WRITTEN INSTRUCTION:
Scan the data that follows and count the lines with the string "ALAM"; answer with the count alone.

STORED DATA:
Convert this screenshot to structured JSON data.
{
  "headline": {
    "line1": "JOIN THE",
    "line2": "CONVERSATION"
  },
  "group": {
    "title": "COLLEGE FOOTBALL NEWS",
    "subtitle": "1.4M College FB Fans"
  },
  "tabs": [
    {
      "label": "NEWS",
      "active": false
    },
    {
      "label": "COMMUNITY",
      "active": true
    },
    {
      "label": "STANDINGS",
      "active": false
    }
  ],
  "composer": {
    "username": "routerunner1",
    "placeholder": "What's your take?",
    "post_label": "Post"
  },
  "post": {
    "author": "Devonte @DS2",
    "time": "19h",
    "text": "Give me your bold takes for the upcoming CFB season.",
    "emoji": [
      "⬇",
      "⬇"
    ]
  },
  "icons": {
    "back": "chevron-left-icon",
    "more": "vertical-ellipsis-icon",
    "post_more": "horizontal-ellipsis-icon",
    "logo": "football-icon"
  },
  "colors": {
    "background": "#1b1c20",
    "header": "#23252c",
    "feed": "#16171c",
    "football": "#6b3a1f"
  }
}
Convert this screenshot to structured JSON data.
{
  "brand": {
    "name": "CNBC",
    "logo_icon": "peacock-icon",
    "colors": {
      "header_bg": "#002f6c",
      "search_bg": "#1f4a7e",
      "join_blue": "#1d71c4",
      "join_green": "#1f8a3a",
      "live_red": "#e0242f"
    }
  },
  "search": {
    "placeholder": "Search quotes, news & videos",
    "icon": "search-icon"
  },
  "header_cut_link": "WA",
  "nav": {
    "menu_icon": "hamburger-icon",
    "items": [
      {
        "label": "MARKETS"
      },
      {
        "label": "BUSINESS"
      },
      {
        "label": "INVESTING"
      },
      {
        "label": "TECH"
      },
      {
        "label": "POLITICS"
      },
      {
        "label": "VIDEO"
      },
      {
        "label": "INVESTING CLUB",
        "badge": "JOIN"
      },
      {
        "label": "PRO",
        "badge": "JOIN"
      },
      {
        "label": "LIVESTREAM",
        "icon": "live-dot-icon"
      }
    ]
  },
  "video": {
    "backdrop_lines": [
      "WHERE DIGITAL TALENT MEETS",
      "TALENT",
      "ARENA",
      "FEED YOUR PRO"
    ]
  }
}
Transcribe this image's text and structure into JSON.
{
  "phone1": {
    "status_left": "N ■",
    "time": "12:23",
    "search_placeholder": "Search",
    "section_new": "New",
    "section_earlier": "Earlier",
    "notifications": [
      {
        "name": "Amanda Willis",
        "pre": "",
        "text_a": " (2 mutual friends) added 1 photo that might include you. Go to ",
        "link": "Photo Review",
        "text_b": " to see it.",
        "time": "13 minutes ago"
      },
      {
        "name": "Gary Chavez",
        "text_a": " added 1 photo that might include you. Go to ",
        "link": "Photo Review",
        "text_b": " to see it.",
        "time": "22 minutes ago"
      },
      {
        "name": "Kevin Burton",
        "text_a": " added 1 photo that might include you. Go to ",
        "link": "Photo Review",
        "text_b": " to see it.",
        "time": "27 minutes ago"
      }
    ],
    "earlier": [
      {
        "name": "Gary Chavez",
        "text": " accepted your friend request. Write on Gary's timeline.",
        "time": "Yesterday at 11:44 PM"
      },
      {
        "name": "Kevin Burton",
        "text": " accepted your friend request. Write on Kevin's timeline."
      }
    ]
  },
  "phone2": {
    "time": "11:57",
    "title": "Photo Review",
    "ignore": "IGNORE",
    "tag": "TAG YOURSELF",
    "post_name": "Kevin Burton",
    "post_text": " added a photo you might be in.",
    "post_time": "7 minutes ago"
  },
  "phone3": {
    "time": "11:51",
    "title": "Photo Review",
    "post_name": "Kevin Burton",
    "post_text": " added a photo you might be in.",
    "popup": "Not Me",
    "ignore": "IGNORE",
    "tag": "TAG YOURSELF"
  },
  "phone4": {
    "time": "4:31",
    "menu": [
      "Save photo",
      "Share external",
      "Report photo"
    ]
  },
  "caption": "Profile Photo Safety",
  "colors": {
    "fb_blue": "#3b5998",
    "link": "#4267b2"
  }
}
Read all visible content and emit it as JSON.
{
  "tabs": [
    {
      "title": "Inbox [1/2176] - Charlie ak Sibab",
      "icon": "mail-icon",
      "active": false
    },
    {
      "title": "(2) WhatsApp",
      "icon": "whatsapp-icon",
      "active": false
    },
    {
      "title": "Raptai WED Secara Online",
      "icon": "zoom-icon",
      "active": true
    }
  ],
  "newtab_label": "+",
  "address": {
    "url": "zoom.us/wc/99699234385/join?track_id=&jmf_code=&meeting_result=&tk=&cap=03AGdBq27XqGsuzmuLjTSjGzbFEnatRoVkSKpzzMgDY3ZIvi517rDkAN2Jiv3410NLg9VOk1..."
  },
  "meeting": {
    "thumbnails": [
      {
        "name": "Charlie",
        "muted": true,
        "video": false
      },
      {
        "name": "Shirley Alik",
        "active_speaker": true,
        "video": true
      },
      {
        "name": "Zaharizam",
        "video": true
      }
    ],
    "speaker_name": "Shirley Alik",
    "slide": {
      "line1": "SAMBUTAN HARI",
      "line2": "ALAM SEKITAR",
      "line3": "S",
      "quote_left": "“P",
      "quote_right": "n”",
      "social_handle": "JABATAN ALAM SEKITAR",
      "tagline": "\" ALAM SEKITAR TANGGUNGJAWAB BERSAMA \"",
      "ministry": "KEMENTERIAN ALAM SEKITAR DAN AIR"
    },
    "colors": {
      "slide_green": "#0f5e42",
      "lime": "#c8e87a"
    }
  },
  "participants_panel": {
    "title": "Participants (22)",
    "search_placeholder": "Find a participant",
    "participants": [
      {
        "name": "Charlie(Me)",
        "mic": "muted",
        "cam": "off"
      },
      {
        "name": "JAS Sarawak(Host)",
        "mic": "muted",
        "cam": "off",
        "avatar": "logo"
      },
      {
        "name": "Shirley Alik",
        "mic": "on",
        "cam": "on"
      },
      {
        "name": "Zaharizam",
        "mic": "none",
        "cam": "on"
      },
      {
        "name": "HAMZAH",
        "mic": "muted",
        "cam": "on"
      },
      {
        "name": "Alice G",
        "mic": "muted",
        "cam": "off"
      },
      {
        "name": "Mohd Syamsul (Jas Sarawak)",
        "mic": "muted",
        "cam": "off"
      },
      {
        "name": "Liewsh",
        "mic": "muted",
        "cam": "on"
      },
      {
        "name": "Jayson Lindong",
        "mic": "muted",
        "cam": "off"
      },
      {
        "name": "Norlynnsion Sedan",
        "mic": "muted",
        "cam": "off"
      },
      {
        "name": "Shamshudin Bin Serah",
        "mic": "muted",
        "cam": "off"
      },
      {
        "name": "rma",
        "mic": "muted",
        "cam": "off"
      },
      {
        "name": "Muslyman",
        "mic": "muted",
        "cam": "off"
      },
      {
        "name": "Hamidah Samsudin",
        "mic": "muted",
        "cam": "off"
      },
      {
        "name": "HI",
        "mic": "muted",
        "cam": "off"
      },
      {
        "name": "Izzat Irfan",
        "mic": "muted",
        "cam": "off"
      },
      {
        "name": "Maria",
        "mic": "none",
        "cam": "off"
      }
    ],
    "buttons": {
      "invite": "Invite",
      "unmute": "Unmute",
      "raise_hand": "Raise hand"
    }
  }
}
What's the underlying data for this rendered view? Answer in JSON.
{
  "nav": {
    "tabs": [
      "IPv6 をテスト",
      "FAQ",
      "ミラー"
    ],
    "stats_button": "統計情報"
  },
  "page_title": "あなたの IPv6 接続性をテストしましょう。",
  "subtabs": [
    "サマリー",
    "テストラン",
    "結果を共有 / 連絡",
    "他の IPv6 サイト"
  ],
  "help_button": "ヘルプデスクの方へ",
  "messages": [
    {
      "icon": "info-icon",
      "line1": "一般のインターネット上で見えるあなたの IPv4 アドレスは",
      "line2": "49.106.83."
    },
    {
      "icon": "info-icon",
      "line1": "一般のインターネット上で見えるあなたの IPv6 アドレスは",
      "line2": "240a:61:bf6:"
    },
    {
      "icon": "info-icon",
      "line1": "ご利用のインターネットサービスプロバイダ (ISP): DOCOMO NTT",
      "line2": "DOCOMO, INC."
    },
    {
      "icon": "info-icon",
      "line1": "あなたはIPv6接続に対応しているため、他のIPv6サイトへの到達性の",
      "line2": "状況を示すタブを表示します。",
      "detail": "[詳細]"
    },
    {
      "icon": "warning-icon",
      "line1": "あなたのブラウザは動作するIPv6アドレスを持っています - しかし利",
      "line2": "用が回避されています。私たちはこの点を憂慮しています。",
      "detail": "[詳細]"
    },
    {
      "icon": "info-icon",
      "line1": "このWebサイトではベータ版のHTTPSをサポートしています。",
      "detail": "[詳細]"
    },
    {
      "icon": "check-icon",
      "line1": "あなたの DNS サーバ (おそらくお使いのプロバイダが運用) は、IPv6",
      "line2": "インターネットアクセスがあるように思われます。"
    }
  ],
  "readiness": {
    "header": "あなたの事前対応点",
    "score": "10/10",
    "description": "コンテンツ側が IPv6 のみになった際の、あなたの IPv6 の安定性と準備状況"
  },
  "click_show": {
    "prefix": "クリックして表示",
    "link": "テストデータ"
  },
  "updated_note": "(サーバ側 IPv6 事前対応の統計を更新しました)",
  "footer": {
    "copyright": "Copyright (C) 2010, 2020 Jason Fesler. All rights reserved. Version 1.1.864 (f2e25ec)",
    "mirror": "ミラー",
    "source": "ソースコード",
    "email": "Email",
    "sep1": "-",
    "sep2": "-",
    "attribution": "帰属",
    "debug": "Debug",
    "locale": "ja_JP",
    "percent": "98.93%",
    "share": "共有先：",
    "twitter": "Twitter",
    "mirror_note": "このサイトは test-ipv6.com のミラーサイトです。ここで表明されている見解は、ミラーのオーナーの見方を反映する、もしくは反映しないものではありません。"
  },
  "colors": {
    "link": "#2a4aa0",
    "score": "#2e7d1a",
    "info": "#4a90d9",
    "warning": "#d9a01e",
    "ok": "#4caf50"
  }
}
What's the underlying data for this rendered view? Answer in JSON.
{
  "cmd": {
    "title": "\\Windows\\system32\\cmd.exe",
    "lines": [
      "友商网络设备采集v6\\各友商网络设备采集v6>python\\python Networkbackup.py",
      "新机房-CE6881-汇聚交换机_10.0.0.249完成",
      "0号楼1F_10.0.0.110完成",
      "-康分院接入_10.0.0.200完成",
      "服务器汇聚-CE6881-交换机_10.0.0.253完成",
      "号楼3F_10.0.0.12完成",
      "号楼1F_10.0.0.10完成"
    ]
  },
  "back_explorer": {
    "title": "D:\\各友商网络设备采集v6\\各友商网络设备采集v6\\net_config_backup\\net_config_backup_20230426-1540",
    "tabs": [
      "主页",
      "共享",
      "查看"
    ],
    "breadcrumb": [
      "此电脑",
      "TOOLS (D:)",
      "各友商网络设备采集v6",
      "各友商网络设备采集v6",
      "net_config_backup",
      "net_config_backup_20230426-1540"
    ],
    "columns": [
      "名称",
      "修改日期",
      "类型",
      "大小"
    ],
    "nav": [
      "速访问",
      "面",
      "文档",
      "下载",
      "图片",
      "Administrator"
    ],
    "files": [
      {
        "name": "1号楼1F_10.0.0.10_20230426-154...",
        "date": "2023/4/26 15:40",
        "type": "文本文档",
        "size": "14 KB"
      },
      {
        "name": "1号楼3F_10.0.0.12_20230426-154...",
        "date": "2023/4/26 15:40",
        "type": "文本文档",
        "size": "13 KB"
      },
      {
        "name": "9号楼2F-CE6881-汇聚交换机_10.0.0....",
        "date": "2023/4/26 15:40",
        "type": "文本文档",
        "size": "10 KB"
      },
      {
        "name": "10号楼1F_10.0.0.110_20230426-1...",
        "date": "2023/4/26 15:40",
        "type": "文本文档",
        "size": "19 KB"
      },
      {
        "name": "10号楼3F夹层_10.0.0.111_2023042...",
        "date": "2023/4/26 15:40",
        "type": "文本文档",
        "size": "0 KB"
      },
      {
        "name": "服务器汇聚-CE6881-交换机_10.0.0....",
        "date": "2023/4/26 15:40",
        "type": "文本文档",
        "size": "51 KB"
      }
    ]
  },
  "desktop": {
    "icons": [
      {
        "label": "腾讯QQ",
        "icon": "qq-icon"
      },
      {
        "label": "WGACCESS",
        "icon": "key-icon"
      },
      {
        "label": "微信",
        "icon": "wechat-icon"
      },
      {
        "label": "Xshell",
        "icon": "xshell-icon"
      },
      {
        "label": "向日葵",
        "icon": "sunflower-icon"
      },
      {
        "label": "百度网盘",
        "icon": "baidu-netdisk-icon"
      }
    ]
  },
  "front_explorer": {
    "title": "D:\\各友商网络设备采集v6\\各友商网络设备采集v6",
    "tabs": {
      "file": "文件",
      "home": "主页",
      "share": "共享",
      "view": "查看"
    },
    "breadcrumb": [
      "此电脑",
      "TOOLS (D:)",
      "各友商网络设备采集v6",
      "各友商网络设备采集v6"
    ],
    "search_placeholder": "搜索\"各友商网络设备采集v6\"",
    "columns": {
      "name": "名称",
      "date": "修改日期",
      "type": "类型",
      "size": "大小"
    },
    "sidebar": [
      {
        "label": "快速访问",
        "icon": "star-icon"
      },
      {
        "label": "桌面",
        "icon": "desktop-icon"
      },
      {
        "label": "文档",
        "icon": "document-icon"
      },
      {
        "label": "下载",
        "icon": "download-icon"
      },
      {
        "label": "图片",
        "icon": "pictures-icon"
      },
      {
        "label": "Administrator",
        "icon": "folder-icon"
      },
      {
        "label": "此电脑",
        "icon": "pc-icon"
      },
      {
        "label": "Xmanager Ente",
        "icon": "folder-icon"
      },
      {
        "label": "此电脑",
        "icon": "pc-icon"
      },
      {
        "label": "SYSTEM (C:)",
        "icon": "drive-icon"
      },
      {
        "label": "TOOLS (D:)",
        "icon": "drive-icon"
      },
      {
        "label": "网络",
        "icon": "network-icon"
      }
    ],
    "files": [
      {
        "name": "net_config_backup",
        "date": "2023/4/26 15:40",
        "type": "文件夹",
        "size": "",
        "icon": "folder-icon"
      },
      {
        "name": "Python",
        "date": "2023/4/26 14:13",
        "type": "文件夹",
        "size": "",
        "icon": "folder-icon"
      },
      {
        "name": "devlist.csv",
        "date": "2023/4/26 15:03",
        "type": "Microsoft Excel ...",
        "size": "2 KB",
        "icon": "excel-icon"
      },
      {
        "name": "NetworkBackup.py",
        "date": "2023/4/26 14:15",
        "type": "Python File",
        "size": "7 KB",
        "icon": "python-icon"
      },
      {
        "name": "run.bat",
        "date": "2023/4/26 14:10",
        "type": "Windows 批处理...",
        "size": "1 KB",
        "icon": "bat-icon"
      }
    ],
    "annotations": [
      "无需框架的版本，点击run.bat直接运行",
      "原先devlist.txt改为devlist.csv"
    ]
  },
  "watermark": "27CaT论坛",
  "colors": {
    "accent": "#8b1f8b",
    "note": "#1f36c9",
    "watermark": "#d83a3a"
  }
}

FINAL RESULT:
4